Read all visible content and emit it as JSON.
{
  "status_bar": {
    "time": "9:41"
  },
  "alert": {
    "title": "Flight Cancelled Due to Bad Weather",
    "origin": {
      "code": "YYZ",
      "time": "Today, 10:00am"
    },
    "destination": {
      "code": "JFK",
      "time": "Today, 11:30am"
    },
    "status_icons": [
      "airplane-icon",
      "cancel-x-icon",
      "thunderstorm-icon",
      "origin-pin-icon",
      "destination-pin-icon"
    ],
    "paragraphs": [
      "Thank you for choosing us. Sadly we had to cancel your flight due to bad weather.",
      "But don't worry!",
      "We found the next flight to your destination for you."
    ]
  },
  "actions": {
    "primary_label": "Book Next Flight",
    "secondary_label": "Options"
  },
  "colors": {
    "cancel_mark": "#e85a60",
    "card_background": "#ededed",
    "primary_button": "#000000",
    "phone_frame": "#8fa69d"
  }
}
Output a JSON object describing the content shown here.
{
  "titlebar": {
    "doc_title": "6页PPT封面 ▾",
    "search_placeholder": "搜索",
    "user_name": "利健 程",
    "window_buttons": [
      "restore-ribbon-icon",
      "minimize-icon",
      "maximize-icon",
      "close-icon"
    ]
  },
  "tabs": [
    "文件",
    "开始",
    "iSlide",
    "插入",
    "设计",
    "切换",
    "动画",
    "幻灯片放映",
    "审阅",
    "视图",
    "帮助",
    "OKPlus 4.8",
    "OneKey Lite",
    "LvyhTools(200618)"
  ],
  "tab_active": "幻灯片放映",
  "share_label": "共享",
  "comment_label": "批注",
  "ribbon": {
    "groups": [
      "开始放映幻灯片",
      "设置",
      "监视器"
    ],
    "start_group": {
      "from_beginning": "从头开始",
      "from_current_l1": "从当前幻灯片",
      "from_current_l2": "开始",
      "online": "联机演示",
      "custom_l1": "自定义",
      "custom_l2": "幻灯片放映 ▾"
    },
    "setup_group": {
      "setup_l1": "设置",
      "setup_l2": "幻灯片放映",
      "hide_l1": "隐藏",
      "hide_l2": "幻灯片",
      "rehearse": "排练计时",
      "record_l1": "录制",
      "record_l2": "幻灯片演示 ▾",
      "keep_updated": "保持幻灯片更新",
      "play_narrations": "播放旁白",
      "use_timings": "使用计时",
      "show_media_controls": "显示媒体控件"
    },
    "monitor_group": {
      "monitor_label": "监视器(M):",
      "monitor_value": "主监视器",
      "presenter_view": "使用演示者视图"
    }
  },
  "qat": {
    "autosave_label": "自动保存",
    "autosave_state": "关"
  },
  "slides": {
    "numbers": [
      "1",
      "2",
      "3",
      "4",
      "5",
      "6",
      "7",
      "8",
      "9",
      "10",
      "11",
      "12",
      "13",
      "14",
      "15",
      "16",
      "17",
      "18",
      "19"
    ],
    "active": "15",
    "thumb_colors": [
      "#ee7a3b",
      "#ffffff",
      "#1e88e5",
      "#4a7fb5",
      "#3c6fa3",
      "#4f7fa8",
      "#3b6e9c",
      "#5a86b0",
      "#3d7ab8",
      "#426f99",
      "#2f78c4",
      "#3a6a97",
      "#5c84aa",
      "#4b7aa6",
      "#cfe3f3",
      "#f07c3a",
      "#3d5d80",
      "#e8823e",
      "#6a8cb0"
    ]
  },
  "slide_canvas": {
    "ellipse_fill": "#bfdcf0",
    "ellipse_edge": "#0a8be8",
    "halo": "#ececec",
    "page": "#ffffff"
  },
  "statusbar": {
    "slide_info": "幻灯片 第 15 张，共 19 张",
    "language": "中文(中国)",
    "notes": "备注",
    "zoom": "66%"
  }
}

GIVEN TASK: Reproduce each record shown above without altering a single word.

FINISHED EXERCISE:
Read all visible content and emit it as JSON.
{
  "status_bar": {
    "time": "9:41"
  },
  "alert": {
    "title": "Flight Cancelled Due to Bad Weather",
    "origin": {
      "code": "YYZ",
      "time": "Today, 10:00am"
    },
    "destination": {
      "code": "JFK",
      "time": "Today, 11:30am"
    },
    "status_icons": [
      "airplane-icon",
      "cancel-x-icon",
      "thunderstorm-icon",
      "origin-pin-icon",
      "destination-pin-icon"
    ],
    "paragraphs": [
      "Thank you for choosing us. Sadly we had to cancel your flight due to bad weather.",
      "But don't worry!",
      "We found the next flight to your destination for you."
    ]
  },
  "actions": {
    "primary_label": "Book Next Flight",
    "secondary_label": "Options"
  },
  "colors": {
    "cancel_mark": "#e85a60",
    "card_background": "#ededed",
    "primary_button": "#000000",
    "phone_frame": "#8fa69d"
  }
}
Output a JSON object describing the content shown here.
{
  "titlebar": {
    "doc_title": "6页PPT封面 ▾",
    "search_placeholder": "搜索",
    "user_name": "利健 程",
    "window_buttons": [
      "restore-ribbon-icon",
      "minimize-icon",
      "maximize-icon",
      "close-icon"
    ]
  },
  "tabs": [
    "文件",
    "开始",
    "iSlide",
    "插入",
    "设计",
    "切换",
    "动画",
    "幻灯片放映",
    "审阅",
    "视图",
    "帮助",
    "OKPlus 4.8",
    "OneKey Lite",
    "LvyhTools(200618)"
  ],
  "tab_active": "幻灯片放映",
  "share_label": "共享",
  "comment_label": "批注",
  "ribbon": {
    "groups": [
      "开始放映幻灯片",
      "设置",
      "监视器"
    ],
    "start_group": {
      "from_beginning": "从头开始",
      "from_current_l1": "从当前幻灯片",
      "from_current_l2": "开始",
      "online": "联机演示",
      "custom_l1": "自定义",
      "custom_l2": "幻灯片放映 ▾"
    },
    "setup_group": {
      "setup_l1": "设置",
      "setup_l2": "幻灯片放映",
      "hide_l1": "隐藏",
      "hide_l2": "幻灯片",
      "rehearse": "排练计时",
      "record_l1": "录制",
      "record_l2": "幻灯片演示 ▾",
      "keep_updated": "保持幻灯片更新",
      "play_narrations": "播放旁白",
      "use_timings": "使用计时",
      "show_media_controls": "显示媒体控件"
    },
    "monitor_group": {
      "monitor_label": "监视器(M):",
      "monitor_value": "主监视器",
      "presenter_view": "使用演示者视图"
    }
  },
  "qat": {
    "autosave_label": "自动保存",
    "autosave_state": "关"
  },
  "slides": {
    "numbers": [
      "1",
      "2",
      "3",
      "4",
      "5",
      "6",
      "7",
      "8",
      "9",
      "10",
      "11",
      "12",
      "13",
      "14",
      "15",
      "16",
      "17",
      "18",
      "19"
    ],
    "active": "15",
    "thumb_colors": [
      "#ee7a3b",
      "#ffffff",
      "#1e88e5",
      "#4a7fb5",
      "#3c6fa3",
      "#4f7fa8",
      "#3b6e9c",
      "#5a86b0",
      "#3d7ab8",
      "#426f99",
      "#2f78c4",
      "#3a6a97",
      "#5c84aa",
      "#4b7aa6",
      "#cfe3f3",
      "#f07c3a",
      "#3d5d80",
      "#e8823e",
      "#6a8cb0"
    ]
  },
  "slide_canvas": {
    "ellipse_fill": "#bfdcf0",
    "ellipse_edge": "#0a8be8",
    "halo": "#ececec",
    "page": "#ffffff"
  },
  "statusbar": {
    "slide_info": "幻灯片 第 15 张，共 19 张",
    "language": "中文(中国)",
    "notes": "备注",
    "zoom": "66%"
  }
}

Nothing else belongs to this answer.